• [Written request]
Pick out each line with the word "ylabel" from the material that follows.

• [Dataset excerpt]
::::
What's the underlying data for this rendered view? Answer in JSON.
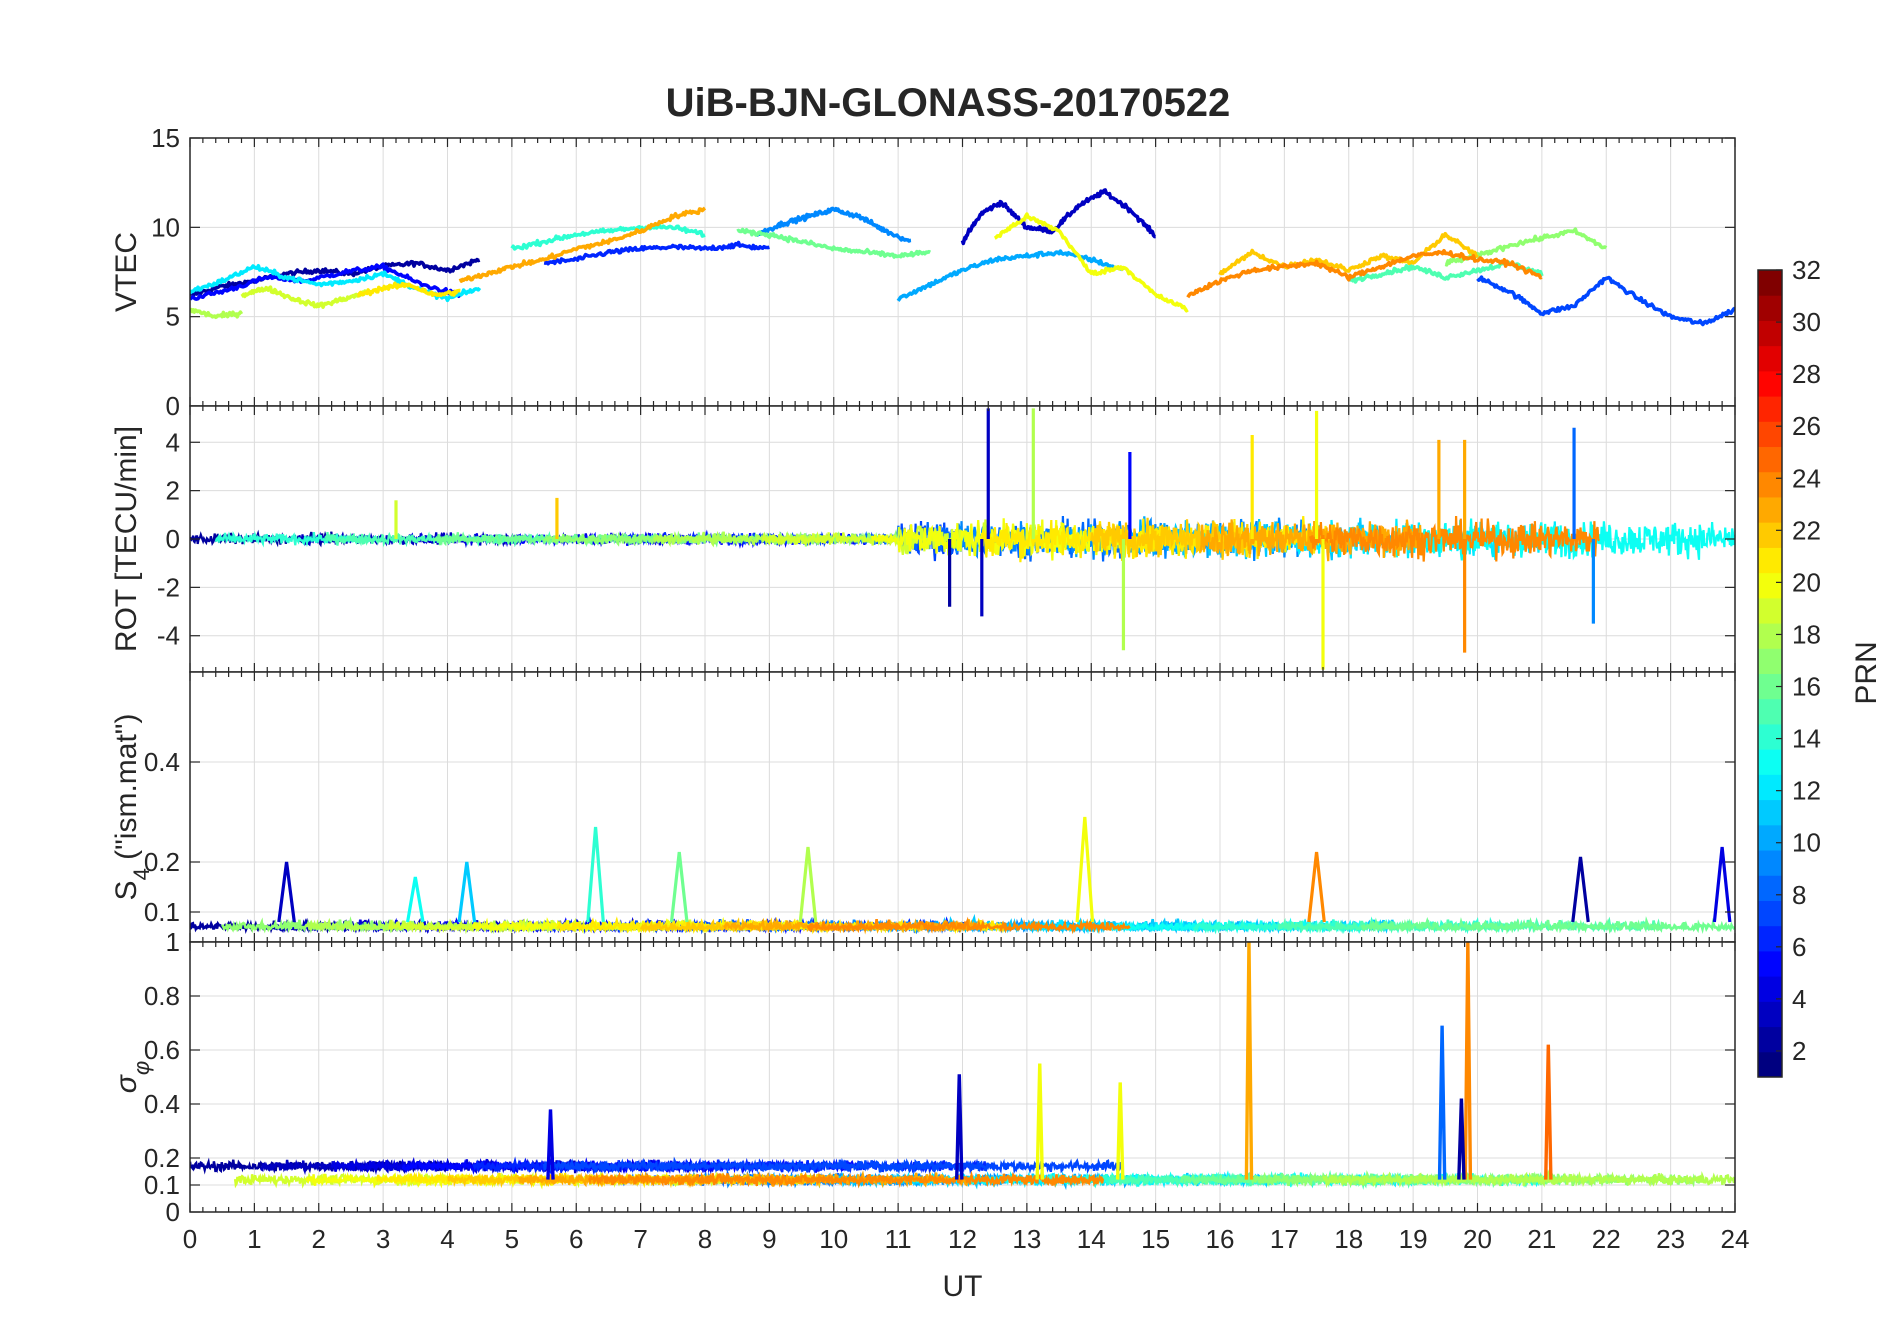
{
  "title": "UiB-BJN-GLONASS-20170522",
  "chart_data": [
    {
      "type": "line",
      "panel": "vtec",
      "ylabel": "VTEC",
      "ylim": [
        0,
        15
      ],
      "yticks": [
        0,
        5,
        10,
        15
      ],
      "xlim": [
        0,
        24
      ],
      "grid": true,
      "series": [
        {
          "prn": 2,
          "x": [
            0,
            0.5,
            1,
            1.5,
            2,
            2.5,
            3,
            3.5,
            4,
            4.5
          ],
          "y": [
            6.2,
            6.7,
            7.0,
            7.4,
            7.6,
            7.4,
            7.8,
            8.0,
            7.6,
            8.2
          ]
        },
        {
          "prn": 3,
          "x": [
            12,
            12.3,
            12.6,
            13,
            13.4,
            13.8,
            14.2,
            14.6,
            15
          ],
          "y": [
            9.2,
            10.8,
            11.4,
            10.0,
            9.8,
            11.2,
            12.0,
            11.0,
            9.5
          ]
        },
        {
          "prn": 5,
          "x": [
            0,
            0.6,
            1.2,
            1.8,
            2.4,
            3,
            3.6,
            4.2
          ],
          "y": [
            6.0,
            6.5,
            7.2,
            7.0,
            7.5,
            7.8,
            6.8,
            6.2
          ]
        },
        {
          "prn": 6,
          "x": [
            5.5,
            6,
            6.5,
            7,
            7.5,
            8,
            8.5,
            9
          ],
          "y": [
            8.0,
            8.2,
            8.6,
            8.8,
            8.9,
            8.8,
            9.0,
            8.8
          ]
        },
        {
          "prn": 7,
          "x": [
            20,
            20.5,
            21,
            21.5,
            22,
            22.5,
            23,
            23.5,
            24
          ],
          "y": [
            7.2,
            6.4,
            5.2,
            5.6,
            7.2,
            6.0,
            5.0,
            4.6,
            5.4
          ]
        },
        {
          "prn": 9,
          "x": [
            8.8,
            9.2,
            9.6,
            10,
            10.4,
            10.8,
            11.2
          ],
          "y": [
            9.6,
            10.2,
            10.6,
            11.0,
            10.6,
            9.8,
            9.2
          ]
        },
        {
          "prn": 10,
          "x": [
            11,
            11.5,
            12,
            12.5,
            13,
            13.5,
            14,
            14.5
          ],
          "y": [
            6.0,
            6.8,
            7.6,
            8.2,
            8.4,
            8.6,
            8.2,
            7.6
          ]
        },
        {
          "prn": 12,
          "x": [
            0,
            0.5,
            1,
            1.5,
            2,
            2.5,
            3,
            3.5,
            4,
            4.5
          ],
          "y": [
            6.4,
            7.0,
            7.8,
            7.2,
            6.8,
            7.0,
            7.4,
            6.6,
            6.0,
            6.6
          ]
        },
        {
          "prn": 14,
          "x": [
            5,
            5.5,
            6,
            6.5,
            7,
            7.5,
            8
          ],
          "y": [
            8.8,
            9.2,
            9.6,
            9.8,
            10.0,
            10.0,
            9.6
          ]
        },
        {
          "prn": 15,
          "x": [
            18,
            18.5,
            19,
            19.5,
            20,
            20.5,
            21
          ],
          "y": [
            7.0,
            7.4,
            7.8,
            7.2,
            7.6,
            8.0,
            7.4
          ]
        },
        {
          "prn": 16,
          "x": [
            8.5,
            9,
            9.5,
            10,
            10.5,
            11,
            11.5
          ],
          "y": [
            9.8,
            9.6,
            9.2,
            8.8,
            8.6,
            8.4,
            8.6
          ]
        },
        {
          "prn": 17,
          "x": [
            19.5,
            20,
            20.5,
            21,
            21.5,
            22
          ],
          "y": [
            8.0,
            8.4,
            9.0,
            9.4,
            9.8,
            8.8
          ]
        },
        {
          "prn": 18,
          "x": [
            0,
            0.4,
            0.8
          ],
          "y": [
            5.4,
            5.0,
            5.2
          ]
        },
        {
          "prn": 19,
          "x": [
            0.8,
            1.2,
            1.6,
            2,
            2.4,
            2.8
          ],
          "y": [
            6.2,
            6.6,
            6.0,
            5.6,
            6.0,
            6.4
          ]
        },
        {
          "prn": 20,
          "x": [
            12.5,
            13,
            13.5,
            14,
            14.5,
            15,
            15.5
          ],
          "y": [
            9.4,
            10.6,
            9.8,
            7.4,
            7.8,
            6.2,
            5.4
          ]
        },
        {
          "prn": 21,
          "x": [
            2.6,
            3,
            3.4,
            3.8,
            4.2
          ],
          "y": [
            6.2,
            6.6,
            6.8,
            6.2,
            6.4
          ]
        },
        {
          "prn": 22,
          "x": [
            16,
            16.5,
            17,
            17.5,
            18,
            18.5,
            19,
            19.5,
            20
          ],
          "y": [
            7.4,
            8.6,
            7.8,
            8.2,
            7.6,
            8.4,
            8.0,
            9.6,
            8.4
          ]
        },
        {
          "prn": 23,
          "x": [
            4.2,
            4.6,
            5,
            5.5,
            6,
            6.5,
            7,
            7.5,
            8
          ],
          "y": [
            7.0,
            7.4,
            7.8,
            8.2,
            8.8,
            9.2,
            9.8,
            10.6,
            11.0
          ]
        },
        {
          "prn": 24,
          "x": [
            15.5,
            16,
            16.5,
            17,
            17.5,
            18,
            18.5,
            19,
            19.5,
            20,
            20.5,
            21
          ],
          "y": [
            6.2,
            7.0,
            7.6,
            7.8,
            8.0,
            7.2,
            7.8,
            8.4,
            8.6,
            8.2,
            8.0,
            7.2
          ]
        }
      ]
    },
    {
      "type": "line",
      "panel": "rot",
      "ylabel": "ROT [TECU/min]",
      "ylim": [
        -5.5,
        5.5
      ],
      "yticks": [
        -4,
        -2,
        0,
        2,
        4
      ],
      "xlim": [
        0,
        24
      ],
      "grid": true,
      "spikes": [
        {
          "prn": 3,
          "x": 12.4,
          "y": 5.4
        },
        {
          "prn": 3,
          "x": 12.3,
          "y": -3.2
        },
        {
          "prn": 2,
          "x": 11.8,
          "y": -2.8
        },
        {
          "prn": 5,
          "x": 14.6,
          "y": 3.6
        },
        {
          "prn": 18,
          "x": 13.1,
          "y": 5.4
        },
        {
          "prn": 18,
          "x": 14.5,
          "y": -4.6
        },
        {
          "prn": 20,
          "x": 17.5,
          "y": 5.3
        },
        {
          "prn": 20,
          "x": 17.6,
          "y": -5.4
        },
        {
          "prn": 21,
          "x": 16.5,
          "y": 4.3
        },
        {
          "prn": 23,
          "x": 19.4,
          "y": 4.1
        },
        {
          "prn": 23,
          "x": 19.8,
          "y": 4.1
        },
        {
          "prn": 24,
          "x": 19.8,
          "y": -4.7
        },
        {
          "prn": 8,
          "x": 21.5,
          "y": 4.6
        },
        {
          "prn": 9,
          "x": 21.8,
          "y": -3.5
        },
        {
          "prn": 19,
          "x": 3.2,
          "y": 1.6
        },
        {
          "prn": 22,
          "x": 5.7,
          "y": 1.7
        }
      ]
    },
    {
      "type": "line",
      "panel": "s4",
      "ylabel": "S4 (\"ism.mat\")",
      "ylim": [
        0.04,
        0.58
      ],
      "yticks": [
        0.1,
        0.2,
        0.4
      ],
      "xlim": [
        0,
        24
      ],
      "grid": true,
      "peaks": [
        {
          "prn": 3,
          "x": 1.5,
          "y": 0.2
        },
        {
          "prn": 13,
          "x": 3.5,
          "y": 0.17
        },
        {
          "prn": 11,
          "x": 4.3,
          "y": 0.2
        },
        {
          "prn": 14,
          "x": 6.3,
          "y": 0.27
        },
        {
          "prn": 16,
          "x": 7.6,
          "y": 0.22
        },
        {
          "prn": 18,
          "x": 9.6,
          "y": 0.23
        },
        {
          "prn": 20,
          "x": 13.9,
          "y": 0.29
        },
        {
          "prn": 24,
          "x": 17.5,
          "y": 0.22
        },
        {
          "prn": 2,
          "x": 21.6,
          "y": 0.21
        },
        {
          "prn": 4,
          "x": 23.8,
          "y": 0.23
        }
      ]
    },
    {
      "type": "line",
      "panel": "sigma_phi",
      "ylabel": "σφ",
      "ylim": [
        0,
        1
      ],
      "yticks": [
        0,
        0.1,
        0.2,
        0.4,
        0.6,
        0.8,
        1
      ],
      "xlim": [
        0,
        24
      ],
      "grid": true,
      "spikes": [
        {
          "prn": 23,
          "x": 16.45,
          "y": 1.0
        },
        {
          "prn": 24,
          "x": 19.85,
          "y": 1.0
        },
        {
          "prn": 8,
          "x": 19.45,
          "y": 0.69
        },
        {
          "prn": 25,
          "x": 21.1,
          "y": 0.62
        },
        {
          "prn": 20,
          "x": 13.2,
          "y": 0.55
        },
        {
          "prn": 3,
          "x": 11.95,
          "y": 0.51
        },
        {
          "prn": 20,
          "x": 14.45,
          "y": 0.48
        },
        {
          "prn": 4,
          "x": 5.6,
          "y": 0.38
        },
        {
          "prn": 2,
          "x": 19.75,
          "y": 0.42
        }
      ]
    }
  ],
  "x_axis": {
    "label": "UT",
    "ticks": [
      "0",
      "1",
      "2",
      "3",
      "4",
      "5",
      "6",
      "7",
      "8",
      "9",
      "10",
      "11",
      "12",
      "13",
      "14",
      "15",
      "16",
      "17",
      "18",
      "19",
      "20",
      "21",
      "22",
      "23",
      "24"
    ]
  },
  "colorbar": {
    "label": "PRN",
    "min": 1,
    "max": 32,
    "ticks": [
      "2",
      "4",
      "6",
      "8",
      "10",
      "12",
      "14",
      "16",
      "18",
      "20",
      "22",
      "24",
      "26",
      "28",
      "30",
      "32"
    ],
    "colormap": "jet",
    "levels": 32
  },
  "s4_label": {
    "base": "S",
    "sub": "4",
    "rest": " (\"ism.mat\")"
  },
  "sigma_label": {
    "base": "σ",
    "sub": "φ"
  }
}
::::
• [Solution to this exercise]
      "ylabel": "VTEC",
      "ylabel": "ROT [TECU/min]",
      "ylabel": "S4 (\"ism.mat\")",
      "ylabel": "σφ",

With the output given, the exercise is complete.